* DATA SHOWN
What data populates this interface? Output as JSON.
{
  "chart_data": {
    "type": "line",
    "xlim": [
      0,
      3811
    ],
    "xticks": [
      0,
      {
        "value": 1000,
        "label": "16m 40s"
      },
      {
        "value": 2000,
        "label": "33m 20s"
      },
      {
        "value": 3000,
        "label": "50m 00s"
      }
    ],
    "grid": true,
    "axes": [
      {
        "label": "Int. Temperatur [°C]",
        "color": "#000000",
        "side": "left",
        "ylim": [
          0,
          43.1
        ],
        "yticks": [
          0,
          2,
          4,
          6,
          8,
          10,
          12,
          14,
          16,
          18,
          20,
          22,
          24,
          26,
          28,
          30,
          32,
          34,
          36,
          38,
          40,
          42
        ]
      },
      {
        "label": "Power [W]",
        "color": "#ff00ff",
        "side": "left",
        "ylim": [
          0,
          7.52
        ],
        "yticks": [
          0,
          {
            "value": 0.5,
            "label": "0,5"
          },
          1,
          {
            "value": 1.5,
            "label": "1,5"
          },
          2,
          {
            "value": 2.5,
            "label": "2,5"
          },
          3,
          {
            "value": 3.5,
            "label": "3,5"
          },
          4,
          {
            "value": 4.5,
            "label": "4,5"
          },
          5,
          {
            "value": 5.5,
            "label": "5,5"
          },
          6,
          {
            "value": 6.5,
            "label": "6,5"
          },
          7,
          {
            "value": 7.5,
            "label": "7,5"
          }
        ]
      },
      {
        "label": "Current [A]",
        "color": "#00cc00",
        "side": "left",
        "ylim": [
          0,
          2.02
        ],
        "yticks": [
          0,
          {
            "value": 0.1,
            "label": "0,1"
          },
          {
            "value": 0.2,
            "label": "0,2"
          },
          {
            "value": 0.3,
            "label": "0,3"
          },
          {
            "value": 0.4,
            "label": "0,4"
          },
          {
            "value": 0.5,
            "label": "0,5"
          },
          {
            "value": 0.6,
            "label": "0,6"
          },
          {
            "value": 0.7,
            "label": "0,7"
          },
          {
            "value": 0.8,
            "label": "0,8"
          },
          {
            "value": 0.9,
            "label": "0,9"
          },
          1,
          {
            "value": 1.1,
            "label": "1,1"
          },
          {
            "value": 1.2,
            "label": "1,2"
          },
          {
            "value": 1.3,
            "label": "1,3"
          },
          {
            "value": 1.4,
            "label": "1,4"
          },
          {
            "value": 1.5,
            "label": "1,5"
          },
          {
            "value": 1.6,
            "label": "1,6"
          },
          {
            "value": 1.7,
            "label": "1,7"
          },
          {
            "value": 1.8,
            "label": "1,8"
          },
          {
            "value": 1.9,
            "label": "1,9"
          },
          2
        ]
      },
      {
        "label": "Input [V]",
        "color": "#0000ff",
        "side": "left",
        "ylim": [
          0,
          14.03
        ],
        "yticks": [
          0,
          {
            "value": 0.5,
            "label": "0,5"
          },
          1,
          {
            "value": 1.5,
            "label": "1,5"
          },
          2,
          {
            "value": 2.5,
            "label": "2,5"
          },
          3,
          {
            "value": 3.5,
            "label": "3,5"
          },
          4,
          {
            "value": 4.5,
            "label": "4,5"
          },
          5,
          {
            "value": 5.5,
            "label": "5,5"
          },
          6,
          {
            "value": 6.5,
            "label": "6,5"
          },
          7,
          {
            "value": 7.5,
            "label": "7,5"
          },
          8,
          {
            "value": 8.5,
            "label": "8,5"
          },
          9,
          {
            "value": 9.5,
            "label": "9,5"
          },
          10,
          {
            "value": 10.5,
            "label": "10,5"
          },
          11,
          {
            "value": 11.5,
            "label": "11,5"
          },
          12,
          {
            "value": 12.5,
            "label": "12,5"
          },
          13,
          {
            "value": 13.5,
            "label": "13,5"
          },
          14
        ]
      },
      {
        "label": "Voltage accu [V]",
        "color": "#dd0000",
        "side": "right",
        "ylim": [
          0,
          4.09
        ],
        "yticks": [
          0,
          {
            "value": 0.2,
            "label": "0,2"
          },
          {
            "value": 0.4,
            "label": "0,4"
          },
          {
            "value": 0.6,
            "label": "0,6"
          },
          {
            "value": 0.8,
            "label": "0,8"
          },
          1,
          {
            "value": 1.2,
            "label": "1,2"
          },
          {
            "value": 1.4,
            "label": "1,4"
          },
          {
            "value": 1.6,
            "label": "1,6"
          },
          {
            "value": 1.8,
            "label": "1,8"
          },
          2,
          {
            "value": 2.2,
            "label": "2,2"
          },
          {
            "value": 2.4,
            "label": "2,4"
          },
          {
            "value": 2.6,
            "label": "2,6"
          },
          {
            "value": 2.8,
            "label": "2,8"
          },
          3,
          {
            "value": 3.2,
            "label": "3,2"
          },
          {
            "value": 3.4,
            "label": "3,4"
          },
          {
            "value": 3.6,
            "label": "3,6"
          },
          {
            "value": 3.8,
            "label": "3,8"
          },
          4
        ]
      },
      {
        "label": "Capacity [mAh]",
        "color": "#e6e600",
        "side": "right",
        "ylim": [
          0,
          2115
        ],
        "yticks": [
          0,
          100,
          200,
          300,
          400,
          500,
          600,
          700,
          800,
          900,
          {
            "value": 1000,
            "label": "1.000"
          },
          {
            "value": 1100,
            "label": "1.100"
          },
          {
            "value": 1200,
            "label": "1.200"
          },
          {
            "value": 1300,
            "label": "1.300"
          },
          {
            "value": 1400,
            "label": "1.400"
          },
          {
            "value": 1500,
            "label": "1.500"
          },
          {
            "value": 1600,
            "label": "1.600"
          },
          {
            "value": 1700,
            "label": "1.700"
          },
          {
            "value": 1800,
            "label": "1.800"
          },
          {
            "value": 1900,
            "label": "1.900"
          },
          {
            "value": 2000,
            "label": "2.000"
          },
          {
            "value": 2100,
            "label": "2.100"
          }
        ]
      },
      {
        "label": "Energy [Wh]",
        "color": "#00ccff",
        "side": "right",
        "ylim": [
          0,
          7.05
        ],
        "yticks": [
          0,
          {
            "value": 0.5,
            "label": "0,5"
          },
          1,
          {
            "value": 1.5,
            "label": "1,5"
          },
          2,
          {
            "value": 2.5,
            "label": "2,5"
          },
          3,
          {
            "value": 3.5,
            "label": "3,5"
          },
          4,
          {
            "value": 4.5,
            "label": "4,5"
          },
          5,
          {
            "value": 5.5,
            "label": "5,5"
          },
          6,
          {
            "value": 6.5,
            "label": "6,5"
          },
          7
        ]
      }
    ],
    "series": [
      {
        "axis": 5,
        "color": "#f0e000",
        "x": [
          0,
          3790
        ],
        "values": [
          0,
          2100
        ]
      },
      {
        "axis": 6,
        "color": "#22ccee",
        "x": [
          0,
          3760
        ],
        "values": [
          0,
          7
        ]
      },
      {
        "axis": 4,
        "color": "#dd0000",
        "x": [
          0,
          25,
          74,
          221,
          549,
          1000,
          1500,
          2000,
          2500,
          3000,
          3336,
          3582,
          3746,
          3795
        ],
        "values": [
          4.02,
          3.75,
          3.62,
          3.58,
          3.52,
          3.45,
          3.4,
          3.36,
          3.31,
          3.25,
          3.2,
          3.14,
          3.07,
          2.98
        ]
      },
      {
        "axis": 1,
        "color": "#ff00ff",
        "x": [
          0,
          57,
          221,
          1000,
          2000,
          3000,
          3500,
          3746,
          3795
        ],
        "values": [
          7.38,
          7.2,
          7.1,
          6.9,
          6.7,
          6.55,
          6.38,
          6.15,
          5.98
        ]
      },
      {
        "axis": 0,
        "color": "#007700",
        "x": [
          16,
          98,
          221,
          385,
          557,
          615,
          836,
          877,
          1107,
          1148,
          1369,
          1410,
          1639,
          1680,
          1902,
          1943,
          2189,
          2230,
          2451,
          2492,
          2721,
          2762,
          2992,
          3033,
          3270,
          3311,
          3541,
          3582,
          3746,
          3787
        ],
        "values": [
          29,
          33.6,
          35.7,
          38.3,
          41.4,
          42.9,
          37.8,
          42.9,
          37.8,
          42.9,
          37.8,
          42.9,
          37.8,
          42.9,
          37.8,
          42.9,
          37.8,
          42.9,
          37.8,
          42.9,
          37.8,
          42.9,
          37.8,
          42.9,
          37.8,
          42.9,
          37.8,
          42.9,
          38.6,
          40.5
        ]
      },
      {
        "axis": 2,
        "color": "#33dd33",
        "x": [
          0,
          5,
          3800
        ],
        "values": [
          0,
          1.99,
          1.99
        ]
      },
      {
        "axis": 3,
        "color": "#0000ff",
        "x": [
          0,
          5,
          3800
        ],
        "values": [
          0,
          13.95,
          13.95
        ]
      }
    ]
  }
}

* WHAT IS ASKED
Looking at the records above, report how many lines contain the word "axis". Answer with the number only.

* EXPECTED ANSWER
7